[What is needed]:
Retyping should cover only the lines from the one containing "Serialize everything readable" through the final line of the records, with pictures omitted.

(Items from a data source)
• • • • •

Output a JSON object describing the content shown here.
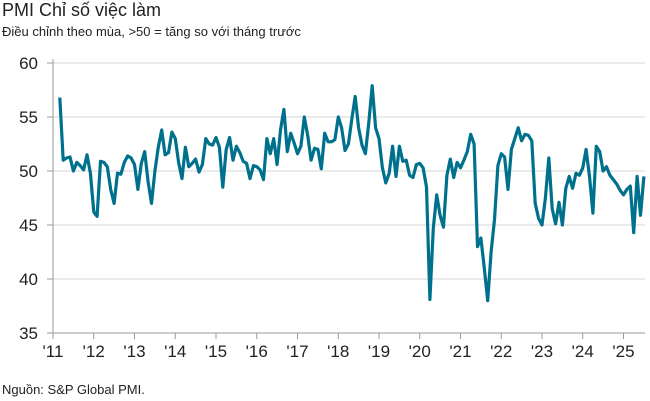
{
  "chart_data": {
    "type": "line",
    "title": "PMI Chỉ số việc làm",
    "subtitle": "Điều chỉnh theo mùa, >50 = tăng so với tháng trước",
    "source": "Nguồn: S&P Global PMI.",
    "xlabel": "",
    "ylabel": "",
    "ylim": [
      35,
      60
    ],
    "yticks": [
      35,
      40,
      45,
      50,
      55,
      60
    ],
    "xticks": [
      "'11",
      "'12",
      "'13",
      "'14",
      "'15",
      "'16",
      "'17",
      "'18",
      "'19",
      "'20",
      "'21",
      "'22",
      "'23",
      "'24",
      "'25"
    ],
    "xtick_years": [
      2011,
      2012,
      2013,
      2014,
      2015,
      2016,
      2017,
      2018,
      2019,
      2020,
      2021,
      2022,
      2023,
      2024,
      2025
    ],
    "grid": true,
    "line_color": "#00718c",
    "start_month": "2011-03",
    "frequency": "monthly",
    "values": [
      56.8,
      51.0,
      51.2,
      51.3,
      50.0,
      50.8,
      50.5,
      50.1,
      51.5,
      49.8,
      46.2,
      45.8,
      50.9,
      50.8,
      50.4,
      48.3,
      47.0,
      49.8,
      49.7,
      50.8,
      51.4,
      51.2,
      50.6,
      48.3,
      50.7,
      51.8,
      49.0,
      47.0,
      50.0,
      52.2,
      53.8,
      51.5,
      51.7,
      53.6,
      53.0,
      50.8,
      49.3,
      52.2,
      50.4,
      50.7,
      51.1,
      49.9,
      50.6,
      53.0,
      52.5,
      52.4,
      53.1,
      52.2,
      48.5,
      52.0,
      53.1,
      51.0,
      52.3,
      51.7,
      50.9,
      50.7,
      49.3,
      50.5,
      50.4,
      50.1,
      49.2,
      53.0,
      51.6,
      53.0,
      50.6,
      53.8,
      55.7,
      51.8,
      53.5,
      52.6,
      51.6,
      52.3,
      55.0,
      53.3,
      51.0,
      52.1,
      52.0,
      50.2,
      53.5,
      52.7,
      52.7,
      52.9,
      55.0,
      54.0,
      51.9,
      52.5,
      54.8,
      56.9,
      54.0,
      52.4,
      51.6,
      54.5,
      57.9,
      54.0,
      53.0,
      50.3,
      48.9,
      49.8,
      52.3,
      49.5,
      52.3,
      50.9,
      51.0,
      49.6,
      49.4,
      50.6,
      50.7,
      50.3,
      48.5,
      38.1,
      44.7,
      47.8,
      45.9,
      44.8,
      49.6,
      51.1,
      49.4,
      50.8,
      50.3,
      51.0,
      51.8,
      53.4,
      52.5,
      43.0,
      43.8,
      41.0,
      38.0,
      42.5,
      45.5,
      50.5,
      51.6,
      51.3,
      48.3,
      52.0,
      53.0,
      54.0,
      52.8,
      53.4,
      53.3,
      52.8,
      47.0,
      45.6,
      45.0,
      47.5,
      51.2,
      46.5,
      45.1,
      47.1,
      45.0,
      48.4,
      49.5,
      48.4,
      49.8,
      49.6,
      50.3,
      52.0,
      49.5,
      46.1,
      52.3,
      51.8,
      50.0,
      50.4,
      49.6,
      49.2,
      48.8,
      48.2,
      47.8,
      48.3,
      48.6,
      44.3,
      49.5,
      45.9,
      49.5
    ]
  }
}
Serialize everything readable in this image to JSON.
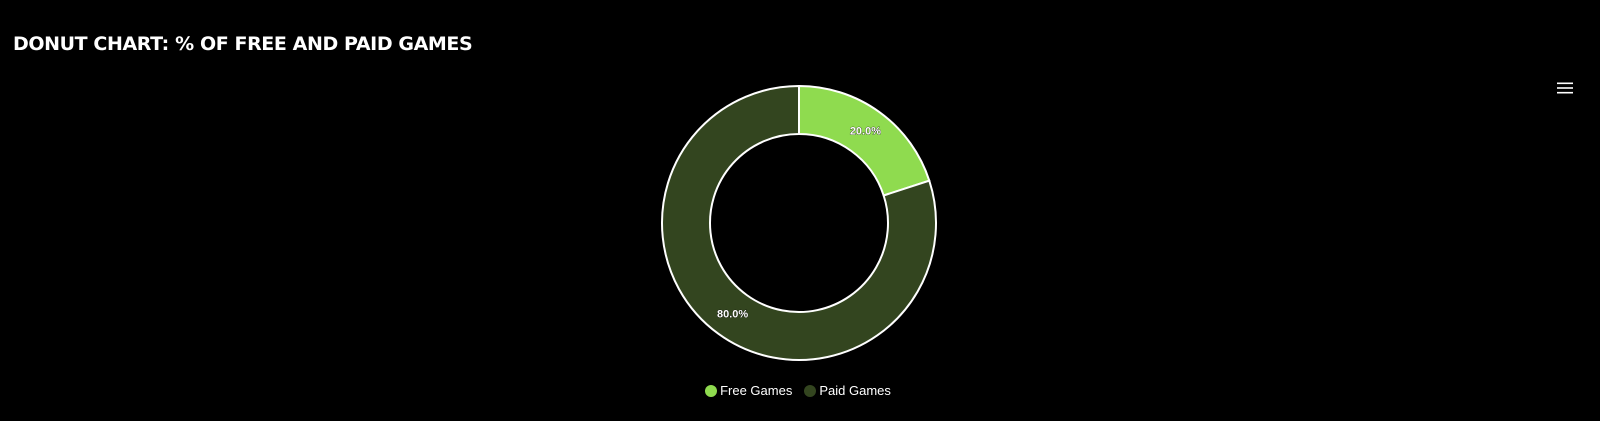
{
  "title": "DONUT CHART: % OF FREE AND PAID GAMES",
  "menu": {
    "icon": "hamburger-menu-icon"
  },
  "colors": {
    "background": "#000000",
    "slice_border": "#ffffff"
  },
  "chart_data": {
    "type": "pie",
    "variant": "donut",
    "title": "DONUT CHART: % OF FREE AND PAID GAMES",
    "categories": [
      "Free Games",
      "Paid Games"
    ],
    "values": [
      20.0,
      80.0
    ],
    "labels": [
      "20.0%",
      "80.0%"
    ],
    "colors": [
      "#8fdb4f",
      "#33451f"
    ],
    "legend_position": "bottom-center"
  },
  "legend": [
    {
      "label": "Free Games",
      "color": "#8fdb4f"
    },
    {
      "label": "Paid Games",
      "color": "#33451f"
    }
  ]
}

• • • • •

[Complete answer]:
Serialize everything readable in this image to JSON.
{
  "title": "DONUT CHART: % OF FREE AND PAID GAMES",
  "menu": {
    "icon": "hamburger-menu-icon"
  },
  "colors": {
    "background": "#000000",
    "slice_border": "#ffffff"
  },
  "chart_data": {
    "type": "pie",
    "variant": "donut",
    "title": "DONUT CHART: % OF FREE AND PAID GAMES",
    "categories": [
      "Free Games",
      "Paid Games"
    ],
    "values": [
      20.0,
      80.0
    ],
    "labels": [
      "20.0%",
      "80.0%"
    ],
    "colors": [
      "#8fdb4f",
      "#33451f"
    ],
    "legend_position": "bottom-center"
  },
  "legend": [
    {
      "label": "Free Games",
      "color": "#8fdb4f"
    },
    {
      "label": "Paid Games",
      "color": "#33451f"
    }
  ]
}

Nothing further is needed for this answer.